> _Written problem_:
Would you copy out, word for word, the stretch of the court opinion excerpt below from "Luce v. United" through "the prior crime."?

── Extracted text ──

Luce v. United States, 469 U.S. 38, 41, 105 S. Ct. 460, 463, 83 L. Ed. 2d 443 (1984). As a practical matter, the preliminary ruling gave the appellant an opportunity to prepare for the introduction of the evidence and allowed the government to notify and prepare its witnesses concerning the prior crime.
The judge heard the trial testimony of Michael Biederman (one of the CMC victims), Marvin Forniss (who had entered a guilty plea to the CMC armed robbery) and a Granite City, Illinois police sergeant, all of whom testified corroborating the representations made by the government in its pretrial memorandum regarding the modus operandi of the CMC conspirators. The government then informed the judge that its next witness, Joe Whitworth, would testify concerning the Cahokia home invasion. The judge informed counsel that his pretrial decision to admit the evidence "remains the same." Later on, Connelly's counsel objected during cross-examination of his client regarding the Cahokia crime. The judge at that time reiterated his determination that the probative value of the evidence outweighed its possible prejudicial effect. Thus, the judge's final ruling on the admissibility of the similar act evidence did result from first-hand exposure to and review of the evidence, his observation of the witnesses testifying, as well as his overall familiarity with the entire proceedings.

───
── Raw data ──

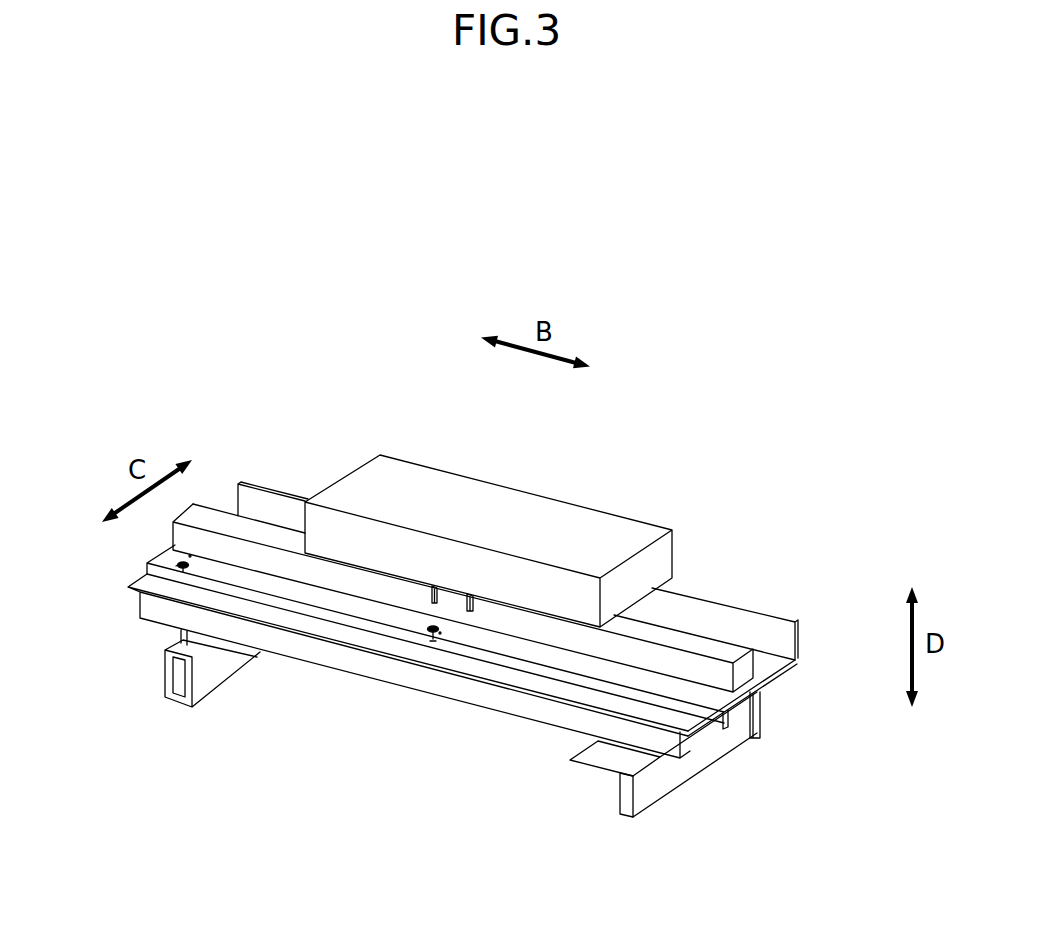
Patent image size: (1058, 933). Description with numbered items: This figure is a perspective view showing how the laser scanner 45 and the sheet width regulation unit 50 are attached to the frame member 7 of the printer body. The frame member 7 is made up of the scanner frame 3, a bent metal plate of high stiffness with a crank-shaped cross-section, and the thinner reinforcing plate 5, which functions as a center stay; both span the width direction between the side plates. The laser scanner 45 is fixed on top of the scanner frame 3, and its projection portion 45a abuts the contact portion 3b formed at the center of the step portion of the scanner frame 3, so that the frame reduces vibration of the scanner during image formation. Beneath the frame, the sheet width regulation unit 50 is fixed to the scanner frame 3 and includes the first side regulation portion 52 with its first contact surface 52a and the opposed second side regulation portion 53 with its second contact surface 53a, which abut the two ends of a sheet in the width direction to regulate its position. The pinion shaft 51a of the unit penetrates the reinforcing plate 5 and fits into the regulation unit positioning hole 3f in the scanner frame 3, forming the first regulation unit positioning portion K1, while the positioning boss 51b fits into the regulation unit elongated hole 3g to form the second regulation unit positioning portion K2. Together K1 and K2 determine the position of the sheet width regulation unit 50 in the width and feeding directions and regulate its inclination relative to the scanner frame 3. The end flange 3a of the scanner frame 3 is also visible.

───

> _Completed exercise_:
Luce v. United States, 469 U.S. 38, 41, 105 S. Ct. 460, 463, 83 L. Ed. 2d 443 (1984). As a practical matter, the preliminary ruling gave the appellant an opportunity to prepare for the introduction of the evidence and allowed the government to notify and prepare its witnesses concerning the prior crime.